** Start The input **

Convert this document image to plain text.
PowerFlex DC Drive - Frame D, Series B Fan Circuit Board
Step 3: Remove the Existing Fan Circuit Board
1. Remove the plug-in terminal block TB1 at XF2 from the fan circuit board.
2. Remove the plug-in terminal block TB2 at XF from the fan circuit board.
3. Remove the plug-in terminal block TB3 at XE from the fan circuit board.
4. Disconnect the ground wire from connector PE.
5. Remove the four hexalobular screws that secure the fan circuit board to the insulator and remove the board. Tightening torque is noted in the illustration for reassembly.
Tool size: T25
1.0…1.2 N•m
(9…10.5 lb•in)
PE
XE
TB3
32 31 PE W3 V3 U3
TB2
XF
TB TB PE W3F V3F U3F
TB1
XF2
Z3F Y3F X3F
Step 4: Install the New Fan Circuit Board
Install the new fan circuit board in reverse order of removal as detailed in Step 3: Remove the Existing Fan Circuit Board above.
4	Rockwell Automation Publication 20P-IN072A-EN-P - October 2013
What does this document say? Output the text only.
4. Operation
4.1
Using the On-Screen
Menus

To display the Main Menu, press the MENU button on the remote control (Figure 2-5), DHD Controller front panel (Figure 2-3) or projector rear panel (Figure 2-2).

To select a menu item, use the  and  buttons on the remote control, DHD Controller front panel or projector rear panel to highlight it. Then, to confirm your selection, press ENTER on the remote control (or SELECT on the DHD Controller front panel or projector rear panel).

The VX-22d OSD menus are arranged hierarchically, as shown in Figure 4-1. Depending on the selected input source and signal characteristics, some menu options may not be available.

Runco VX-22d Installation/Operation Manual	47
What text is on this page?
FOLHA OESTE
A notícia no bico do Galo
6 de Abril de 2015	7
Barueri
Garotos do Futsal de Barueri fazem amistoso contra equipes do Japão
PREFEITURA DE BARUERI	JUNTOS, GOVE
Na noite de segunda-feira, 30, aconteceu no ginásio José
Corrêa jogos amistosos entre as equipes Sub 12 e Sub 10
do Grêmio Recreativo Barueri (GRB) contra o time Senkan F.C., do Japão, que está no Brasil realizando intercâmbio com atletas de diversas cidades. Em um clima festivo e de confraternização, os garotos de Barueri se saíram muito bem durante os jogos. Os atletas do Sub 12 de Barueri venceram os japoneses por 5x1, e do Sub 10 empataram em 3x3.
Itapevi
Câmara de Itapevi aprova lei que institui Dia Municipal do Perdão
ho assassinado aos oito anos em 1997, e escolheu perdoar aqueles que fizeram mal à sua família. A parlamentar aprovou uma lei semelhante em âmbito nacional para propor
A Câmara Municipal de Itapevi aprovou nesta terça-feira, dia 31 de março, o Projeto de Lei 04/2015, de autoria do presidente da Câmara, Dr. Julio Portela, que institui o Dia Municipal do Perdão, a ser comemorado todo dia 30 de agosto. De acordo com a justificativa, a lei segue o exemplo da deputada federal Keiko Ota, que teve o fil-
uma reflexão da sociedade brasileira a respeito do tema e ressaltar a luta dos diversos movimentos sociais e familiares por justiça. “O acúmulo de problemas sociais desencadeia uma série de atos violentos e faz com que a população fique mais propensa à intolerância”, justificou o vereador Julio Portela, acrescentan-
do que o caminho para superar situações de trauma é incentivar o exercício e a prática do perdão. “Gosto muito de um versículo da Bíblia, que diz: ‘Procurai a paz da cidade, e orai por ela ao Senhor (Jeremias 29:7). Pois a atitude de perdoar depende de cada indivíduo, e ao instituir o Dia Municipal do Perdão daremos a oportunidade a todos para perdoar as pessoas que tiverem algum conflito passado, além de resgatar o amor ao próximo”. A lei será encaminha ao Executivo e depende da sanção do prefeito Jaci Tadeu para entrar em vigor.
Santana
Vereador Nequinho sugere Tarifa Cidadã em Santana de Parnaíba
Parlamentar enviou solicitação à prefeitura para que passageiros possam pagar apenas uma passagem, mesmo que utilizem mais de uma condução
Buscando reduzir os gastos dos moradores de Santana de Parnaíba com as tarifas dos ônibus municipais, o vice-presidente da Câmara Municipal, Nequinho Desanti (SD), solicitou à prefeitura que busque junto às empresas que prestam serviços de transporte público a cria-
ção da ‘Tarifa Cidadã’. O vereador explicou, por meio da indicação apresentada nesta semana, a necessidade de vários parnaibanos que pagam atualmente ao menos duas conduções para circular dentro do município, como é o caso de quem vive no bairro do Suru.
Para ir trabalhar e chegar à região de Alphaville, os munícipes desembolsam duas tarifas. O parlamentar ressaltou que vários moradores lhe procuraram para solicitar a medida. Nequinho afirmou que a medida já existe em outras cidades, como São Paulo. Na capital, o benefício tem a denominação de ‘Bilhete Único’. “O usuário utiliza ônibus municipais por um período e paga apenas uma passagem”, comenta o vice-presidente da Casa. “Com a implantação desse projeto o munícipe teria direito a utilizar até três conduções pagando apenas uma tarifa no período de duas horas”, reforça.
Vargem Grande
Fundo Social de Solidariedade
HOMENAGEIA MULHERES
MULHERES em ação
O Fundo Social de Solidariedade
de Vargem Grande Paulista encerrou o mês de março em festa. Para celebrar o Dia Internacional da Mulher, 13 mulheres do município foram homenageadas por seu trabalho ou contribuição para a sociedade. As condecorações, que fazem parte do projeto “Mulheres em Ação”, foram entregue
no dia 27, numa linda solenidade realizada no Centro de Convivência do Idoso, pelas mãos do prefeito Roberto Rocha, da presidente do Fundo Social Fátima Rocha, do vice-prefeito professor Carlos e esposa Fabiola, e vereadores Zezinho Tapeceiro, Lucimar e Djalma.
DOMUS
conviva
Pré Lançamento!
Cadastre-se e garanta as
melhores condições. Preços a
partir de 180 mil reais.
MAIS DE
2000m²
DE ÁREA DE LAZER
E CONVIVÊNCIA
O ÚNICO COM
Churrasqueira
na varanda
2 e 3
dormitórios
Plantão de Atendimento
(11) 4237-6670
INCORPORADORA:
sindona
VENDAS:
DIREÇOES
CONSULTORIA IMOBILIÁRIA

** End The input **

◆ Problem to solve ◆
Retype all of the material above with every character intact.

◆ Completed task ◆
Convert this document image to plain text.
PowerFlex DC Drive - Frame D, Series B Fan Circuit Board
Step 3: Remove the Existing Fan Circuit Board
1. Remove the plug-in terminal block TB1 at XF2 from the fan circuit board.
2. Remove the plug-in terminal block TB2 at XF from the fan circuit board.
3. Remove the plug-in terminal block TB3 at XE from the fan circuit board.
4. Disconnect the ground wire from connector PE.
5. Remove the four hexalobular screws that secure the fan circuit board to the insulator and remove the board. Tightening torque is noted in the illustration for reassembly.
Tool size: T25
1.0…1.2 N•m
(9…10.5 lb•in)
PE
XE
TB3
32 31 PE W3 V3 U3
TB2
XF
TB TB PE W3F V3F U3F
TB1
XF2
Z3F Y3F X3F
Step 4: Install the New Fan Circuit Board
Install the new fan circuit board in reverse order of removal as detailed in Step 3: Remove the Existing Fan Circuit Board above.
4	Rockwell Automation Publication 20P-IN072A-EN-P - October 2013
What does this document say? Output the text only.
4. Operation
4.1
Using the On-Screen
Menus

To display the Main Menu, press the MENU button on the remote control (Figure 2-5), DHD Controller front panel (Figure 2-3) or projector rear panel (Figure 2-2).

To select a menu item, use the  and  buttons on the remote control, DHD Controller front panel or projector rear panel to highlight it. Then, to confirm your selection, press ENTER on the remote control (or SELECT on the DHD Controller front panel or projector rear panel).

The VX-22d OSD menus are arranged hierarchically, as shown in Figure 4-1. Depending on the selected input source and signal characteristics, some menu options may not be available.

Runco VX-22d Installation/Operation Manual	47
What text is on this page?
FOLHA OESTE
A notícia no bico do Galo
6 de Abril de 2015	7
Barueri
Garotos do Futsal de Barueri fazem amistoso contra equipes do Japão
PREFEITURA DE BARUERI	JUNTOS, GOVE
Na noite de segunda-feira, 30, aconteceu no ginásio José
Corrêa jogos amistosos entre as equipes Sub 12 e Sub 10
do Grêmio Recreativo Barueri (GRB) contra o time Senkan F.C., do Japão, que está no Brasil realizando intercâmbio com atletas de diversas cidades. Em um clima festivo e de confraternização, os garotos de Barueri se saíram muito bem durante os jogos. Os atletas do Sub 12 de Barueri venceram os japoneses por 5x1, e do Sub 10 empataram em 3x3.
Itapevi
Câmara de Itapevi aprova lei que institui Dia Municipal do Perdão
ho assassinado aos oito anos em 1997, e escolheu perdoar aqueles que fizeram mal à sua família. A parlamentar aprovou uma lei semelhante em âmbito nacional para propor
A Câmara Municipal de Itapevi aprovou nesta terça-feira, dia 31 de março, o Projeto de Lei 04/2015, de autoria do presidente da Câmara, Dr. Julio Portela, que institui o Dia Municipal do Perdão, a ser comemorado todo dia 30 de agosto. De acordo com a justificativa, a lei segue o exemplo da deputada federal Keiko Ota, que teve o fil-
uma reflexão da sociedade brasileira a respeito do tema e ressaltar a luta dos diversos movimentos sociais e familiares por justiça. “O acúmulo de problemas sociais desencadeia uma série de atos violentos e faz com que a população fique mais propensa à intolerância”, justificou o vereador Julio Portela, acrescentan-
do que o caminho para superar situações de trauma é incentivar o exercício e a prática do perdão. “Gosto muito de um versículo da Bíblia, que diz: ‘Procurai a paz da cidade, e orai por ela ao Senhor (Jeremias 29:7). Pois a atitude de perdoar depende de cada indivíduo, e ao instituir o Dia Municipal do Perdão daremos a oportunidade a todos para perdoar as pessoas que tiverem algum conflito passado, além de resgatar o amor ao próximo”. A lei será encaminha ao Executivo e depende da sanção do prefeito Jaci Tadeu para entrar em vigor.
Santana
Vereador Nequinho sugere Tarifa Cidadã em Santana de Parnaíba
Parlamentar enviou solicitação à prefeitura para que passageiros possam pagar apenas uma passagem, mesmo que utilizem mais de uma condução
Buscando reduzir os gastos dos moradores de Santana de Parnaíba com as tarifas dos ônibus municipais, o vice-presidente da Câmara Municipal, Nequinho Desanti (SD), solicitou à prefeitura que busque junto às empresas que prestam serviços de transporte público a cria-
ção da ‘Tarifa Cidadã’. O vereador explicou, por meio da indicação apresentada nesta semana, a necessidade de vários parnaibanos que pagam atualmente ao menos duas conduções para circular dentro do município, como é o caso de quem vive no bairro do Suru.
Para ir trabalhar e chegar à região de Alphaville, os munícipes desembolsam duas tarifas. O parlamentar ressaltou que vários moradores lhe procuraram para solicitar a medida. Nequinho afirmou que a medida já existe em outras cidades, como São Paulo. Na capital, o benefício tem a denominação de ‘Bilhete Único’. “O usuário utiliza ônibus municipais por um período e paga apenas uma passagem”, comenta o vice-presidente da Casa. “Com a implantação desse projeto o munícipe teria direito a utilizar até três conduções pagando apenas uma tarifa no período de duas horas”, reforça.
Vargem Grande
Fundo Social de Solidariedade
HOMENAGEIA MULHERES
MULHERES em ação
O Fundo Social de Solidariedade
de Vargem Grande Paulista encerrou o mês de março em festa. Para celebrar o Dia Internacional da Mulher, 13 mulheres do município foram homenageadas por seu trabalho ou contribuição para a sociedade. As condecorações, que fazem parte do projeto “Mulheres em Ação”, foram entregue
no dia 27, numa linda solenidade realizada no Centro de Convivência do Idoso, pelas mãos do prefeito Roberto Rocha, da presidente do Fundo Social Fátima Rocha, do vice-prefeito professor Carlos e esposa Fabiola, e vereadores Zezinho Tapeceiro, Lucimar e Djalma.
DOMUS
conviva
Pré Lançamento!
Cadastre-se e garanta as
melhores condições. Preços a
partir de 180 mil reais.
MAIS DE
2000m²
DE ÁREA DE LAZER
E CONVIVÊNCIA
O ÚNICO COM
Churrasqueira
na varanda
2 e 3
dormitórios
Plantão de Atendimento
(11) 4237-6670
INCORPORADORA:
sindona
VENDAS:
DIREÇOES
CONSULTORIA IMOBILIÁRIA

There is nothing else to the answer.